- PASSAGE SHOWN
PwC is trimming its workforce across the Middle East, with around 1,500 employees and 60 partners expected to be laid off, according to media reports. 

The reports suggest that the layoffs, which began earlier this year, are the result of losses from a downturn in consulting demand across the Gulf, compounded by an interim ban from Saudi Arabia’s Public Investment Fund (PIF) on awarding new advisory and consulting contracts to PwC until February 2026. The ban did not stem from regulatory or legal issues but rather from a client-specific disagreement with PIF. 

As Gulf Magazine quoted, “PIF takes its partnerships seriously. Any misalignment in staffing or strategy can prompt swift action, as seen in this case.” The report also hinted that PwC had attempted to poach top executives from Saudi Arabia’s high-profile projects, which led to a breach of trust. 
Following the ban, PwC sought to restore relations with PIF by taking corrective measures, including the removal of senior executives from the region. This also triggered the resignations of Mohamed ElBorno, Head of Assurance, and Emma Campbell, Head of Partner Affairs in the Middle East. However, as the year-long ban persisted, the demand for advisory services continued to slow, causing PwC to incur heavy losses. This ultimately led to significant layoffs, largely impacting consulting roles.

“The restructuring affected both partners and rank-and-file employees across the Middle East offices,” media reports added. While PwC cut its workforce, compensation for partners in the UK and Middle East businesses remained largely unchanged.

- THE DATA

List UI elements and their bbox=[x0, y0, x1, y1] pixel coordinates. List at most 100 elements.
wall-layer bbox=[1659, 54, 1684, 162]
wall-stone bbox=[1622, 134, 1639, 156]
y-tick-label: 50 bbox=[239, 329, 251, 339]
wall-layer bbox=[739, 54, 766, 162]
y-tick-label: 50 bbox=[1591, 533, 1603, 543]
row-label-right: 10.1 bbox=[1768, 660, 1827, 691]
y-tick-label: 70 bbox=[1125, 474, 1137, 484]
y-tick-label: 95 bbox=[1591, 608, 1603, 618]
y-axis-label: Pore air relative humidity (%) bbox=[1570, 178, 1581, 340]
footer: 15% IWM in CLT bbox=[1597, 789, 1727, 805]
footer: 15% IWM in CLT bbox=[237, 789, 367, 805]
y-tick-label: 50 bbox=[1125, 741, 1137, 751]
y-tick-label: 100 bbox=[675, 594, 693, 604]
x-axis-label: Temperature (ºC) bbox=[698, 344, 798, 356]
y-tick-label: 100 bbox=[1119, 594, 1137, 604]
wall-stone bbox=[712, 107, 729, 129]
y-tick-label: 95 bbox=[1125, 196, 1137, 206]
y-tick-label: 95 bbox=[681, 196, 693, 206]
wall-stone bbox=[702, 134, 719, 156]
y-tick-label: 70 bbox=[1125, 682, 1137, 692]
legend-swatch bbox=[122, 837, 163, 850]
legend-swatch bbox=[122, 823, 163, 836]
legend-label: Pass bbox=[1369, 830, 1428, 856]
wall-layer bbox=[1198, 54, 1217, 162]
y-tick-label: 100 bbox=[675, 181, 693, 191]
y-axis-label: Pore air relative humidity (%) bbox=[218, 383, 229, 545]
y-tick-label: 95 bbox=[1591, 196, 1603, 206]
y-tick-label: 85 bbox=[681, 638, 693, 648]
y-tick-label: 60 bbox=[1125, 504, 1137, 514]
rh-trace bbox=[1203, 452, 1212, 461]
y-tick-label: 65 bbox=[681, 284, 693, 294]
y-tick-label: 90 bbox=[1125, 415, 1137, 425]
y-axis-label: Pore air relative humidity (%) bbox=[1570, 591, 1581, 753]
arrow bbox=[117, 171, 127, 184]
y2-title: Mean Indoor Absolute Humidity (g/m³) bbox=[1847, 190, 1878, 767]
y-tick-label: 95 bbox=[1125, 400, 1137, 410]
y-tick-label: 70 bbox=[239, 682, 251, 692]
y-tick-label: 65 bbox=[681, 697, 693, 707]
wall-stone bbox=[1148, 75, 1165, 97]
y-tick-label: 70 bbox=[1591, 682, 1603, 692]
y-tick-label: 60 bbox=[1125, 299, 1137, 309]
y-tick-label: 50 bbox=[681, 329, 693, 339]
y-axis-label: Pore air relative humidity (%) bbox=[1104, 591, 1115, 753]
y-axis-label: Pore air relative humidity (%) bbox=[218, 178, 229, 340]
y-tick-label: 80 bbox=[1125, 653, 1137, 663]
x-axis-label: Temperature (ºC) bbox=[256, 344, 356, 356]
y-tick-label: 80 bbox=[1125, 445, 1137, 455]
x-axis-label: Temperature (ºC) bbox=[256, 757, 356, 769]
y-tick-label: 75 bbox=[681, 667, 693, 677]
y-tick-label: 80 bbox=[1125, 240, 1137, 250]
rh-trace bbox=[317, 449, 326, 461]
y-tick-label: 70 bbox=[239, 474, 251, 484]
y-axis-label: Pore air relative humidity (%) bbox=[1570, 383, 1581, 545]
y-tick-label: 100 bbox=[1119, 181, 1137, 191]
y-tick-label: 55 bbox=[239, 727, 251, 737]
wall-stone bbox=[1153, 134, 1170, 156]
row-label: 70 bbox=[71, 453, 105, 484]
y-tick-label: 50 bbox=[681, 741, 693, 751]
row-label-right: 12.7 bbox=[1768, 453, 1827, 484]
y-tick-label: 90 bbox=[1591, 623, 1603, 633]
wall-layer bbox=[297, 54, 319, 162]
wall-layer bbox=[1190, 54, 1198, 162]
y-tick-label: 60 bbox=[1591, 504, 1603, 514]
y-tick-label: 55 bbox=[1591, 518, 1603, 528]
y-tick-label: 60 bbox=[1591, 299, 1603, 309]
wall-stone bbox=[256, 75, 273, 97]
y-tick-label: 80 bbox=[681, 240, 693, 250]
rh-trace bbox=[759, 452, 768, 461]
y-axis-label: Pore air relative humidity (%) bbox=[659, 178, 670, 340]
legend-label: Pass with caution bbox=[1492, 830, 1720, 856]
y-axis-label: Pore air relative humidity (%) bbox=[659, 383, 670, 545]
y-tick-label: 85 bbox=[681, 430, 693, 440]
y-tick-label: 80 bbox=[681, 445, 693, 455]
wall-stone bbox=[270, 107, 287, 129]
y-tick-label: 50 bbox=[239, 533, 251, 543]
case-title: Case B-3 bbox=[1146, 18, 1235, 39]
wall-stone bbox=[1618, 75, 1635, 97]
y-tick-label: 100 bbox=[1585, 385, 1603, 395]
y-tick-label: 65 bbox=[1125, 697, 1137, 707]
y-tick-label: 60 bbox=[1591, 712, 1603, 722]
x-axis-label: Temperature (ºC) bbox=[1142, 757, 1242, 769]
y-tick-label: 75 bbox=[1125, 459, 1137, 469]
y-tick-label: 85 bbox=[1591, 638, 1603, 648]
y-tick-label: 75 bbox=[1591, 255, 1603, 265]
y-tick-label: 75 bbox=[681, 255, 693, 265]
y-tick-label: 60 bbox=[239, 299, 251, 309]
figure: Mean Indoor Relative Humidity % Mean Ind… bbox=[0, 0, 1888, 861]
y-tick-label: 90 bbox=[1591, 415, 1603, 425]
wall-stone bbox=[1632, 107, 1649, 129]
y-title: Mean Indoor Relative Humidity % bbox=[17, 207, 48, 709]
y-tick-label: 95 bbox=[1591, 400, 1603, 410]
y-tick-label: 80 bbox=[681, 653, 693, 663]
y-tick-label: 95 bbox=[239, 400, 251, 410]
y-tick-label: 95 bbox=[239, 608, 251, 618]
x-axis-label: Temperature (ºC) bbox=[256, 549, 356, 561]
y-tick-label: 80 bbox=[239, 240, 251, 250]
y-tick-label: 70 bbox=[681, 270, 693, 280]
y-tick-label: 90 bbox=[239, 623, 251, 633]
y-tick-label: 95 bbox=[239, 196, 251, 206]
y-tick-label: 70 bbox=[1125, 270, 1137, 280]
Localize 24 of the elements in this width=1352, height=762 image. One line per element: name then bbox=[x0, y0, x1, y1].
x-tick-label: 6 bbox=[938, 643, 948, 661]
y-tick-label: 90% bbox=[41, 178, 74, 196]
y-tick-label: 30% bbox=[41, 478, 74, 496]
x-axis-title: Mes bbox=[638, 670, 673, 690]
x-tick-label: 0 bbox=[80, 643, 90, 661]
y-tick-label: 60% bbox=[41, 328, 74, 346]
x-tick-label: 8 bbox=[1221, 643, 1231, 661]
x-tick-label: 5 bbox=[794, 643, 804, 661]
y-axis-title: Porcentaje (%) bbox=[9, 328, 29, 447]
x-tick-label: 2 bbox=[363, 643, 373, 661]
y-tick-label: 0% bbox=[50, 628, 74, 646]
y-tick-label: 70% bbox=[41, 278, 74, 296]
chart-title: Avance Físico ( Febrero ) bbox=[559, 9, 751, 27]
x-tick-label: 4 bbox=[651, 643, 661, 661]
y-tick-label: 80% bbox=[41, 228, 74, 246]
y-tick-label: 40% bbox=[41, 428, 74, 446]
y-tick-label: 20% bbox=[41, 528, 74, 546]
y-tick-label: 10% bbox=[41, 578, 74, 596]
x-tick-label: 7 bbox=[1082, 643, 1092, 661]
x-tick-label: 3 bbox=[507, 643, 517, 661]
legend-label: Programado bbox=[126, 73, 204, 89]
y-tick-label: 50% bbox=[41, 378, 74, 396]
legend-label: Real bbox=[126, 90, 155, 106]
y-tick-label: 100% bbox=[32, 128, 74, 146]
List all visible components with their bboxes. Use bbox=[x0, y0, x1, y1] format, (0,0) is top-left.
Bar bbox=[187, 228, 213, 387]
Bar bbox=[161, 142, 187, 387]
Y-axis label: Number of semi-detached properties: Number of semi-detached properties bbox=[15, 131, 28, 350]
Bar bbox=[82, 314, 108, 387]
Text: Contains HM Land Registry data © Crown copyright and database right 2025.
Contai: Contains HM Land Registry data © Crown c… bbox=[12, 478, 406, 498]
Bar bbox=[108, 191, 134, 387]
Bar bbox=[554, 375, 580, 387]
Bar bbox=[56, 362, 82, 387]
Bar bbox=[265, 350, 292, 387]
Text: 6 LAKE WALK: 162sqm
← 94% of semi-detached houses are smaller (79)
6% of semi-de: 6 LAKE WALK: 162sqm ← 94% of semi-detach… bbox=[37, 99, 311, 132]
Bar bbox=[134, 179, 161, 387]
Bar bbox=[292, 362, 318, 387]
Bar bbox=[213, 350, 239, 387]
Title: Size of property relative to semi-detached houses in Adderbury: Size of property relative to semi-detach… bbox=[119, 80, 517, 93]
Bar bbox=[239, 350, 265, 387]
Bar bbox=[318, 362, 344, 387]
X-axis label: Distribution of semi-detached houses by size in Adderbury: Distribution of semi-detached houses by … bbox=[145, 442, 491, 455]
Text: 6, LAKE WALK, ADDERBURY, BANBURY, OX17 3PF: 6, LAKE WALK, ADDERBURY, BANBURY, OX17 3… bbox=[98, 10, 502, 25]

- CHALLENGES
A – Name every organization mentioned in the news excerpt about PwC's layoffs.
B – Extract each line of the listing that contains the string "Temperature", matching its case exactly.

- TASK SOLUTIONS
A –
- PwC
- Saudi Arabia's Public Investment Fund (PIF)
- Gulf Magazine

B –
x-axis-label: Temperature (ºC) bbox=[698, 344, 798, 356]
x-axis-label: Temperature (ºC) bbox=[256, 344, 356, 356]
x-axis-label: Temperature (ºC) bbox=[256, 757, 356, 769]
x-axis-label: Temperature (ºC) bbox=[1142, 757, 1242, 769]
x-axis-label: Temperature (ºC) bbox=[256, 549, 356, 561]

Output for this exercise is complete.